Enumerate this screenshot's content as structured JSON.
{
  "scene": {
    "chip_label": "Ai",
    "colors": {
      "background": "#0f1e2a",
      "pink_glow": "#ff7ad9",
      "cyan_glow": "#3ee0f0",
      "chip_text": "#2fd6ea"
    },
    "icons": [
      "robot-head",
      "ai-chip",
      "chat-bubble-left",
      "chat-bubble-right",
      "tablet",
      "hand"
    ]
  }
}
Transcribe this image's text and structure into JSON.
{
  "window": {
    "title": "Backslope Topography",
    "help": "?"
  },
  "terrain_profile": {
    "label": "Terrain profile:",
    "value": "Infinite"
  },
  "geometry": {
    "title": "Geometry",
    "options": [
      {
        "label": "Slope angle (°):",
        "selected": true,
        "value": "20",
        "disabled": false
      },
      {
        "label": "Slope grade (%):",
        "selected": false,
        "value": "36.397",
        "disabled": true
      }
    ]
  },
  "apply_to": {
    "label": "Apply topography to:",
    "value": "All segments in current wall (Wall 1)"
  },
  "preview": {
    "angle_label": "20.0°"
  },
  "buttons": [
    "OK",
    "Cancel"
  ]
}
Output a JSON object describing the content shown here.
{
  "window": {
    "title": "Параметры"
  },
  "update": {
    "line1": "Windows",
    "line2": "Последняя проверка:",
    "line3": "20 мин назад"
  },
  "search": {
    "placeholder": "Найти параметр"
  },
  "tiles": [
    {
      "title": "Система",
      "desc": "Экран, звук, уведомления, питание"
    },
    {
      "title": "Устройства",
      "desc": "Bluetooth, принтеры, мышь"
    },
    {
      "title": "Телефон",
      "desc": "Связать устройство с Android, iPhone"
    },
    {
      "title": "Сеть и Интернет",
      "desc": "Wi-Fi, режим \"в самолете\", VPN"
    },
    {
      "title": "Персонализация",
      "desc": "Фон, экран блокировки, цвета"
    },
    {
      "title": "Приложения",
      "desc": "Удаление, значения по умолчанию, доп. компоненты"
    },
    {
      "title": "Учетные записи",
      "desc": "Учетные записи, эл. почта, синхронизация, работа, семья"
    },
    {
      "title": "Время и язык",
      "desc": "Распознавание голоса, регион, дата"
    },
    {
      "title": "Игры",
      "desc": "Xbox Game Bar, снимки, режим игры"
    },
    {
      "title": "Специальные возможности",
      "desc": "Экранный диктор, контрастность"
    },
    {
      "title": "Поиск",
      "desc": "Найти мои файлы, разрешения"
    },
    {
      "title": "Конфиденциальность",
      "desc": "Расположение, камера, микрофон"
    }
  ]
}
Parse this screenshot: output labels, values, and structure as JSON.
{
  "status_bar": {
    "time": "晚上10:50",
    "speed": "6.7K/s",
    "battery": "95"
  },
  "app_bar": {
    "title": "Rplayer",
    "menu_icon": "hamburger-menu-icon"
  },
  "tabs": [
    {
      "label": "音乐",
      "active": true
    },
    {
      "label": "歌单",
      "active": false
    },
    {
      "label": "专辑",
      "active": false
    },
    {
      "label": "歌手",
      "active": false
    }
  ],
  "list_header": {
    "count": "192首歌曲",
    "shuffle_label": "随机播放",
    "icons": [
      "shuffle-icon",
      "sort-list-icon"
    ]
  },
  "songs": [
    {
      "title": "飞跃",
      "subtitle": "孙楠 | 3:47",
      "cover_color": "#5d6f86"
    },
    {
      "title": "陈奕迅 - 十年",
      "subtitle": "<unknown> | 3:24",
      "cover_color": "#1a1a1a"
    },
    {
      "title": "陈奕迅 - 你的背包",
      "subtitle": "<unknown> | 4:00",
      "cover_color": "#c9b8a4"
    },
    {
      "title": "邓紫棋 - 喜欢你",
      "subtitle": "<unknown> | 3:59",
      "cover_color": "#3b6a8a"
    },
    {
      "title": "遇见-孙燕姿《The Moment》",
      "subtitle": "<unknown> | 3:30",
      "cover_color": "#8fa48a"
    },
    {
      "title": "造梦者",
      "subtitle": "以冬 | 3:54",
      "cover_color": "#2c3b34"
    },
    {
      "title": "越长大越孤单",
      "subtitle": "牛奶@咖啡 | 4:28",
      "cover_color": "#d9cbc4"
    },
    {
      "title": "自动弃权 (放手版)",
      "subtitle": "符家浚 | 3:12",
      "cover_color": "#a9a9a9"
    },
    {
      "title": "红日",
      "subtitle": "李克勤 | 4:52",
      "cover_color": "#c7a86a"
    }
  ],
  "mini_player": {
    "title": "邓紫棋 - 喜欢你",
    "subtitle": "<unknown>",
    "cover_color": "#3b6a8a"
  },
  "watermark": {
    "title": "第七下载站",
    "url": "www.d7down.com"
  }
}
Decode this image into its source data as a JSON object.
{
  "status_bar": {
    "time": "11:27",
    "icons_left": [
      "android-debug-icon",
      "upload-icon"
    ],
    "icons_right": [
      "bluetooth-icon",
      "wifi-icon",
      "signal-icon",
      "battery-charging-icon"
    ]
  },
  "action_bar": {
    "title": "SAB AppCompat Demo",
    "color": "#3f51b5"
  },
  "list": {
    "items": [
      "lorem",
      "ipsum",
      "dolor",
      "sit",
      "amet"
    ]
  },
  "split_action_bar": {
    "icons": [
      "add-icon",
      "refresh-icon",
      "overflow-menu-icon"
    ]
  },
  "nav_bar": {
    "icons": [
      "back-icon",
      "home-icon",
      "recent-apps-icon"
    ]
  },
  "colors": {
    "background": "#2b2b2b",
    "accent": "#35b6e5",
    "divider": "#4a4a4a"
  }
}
□ □ □ □ □ □ □
Do this
Print exactly the lines from the one with "Decode this image" through the end of the data, inclusive.

Response
Decode this image into its source data as a JSON object.
{
  "status_bar": {
    "time": "11:27",
    "icons_left": [
      "android-debug-icon",
      "upload-icon"
    ],
    "icons_right": [
      "bluetooth-icon",
      "wifi-icon",
      "signal-icon",
      "battery-charging-icon"
    ]
  },
  "action_bar": {
    "title": "SAB AppCompat Demo",
    "color": "#3f51b5"
  },
  "list": {
    "items": [
      "lorem",
      "ipsum",
      "dolor",
      "sit",
      "amet"
    ]
  },
  "split_action_bar": {
    "icons": [
      "add-icon",
      "refresh-icon",
      "overflow-menu-icon"
    ]
  },
  "nav_bar": {
    "icons": [
      "back-icon",
      "home-icon",
      "recent-apps-icon"
    ]
  },
  "colors": {
    "background": "#2b2b2b",
    "accent": "#35b6e5",
    "divider": "#4a4a4a"
  }
}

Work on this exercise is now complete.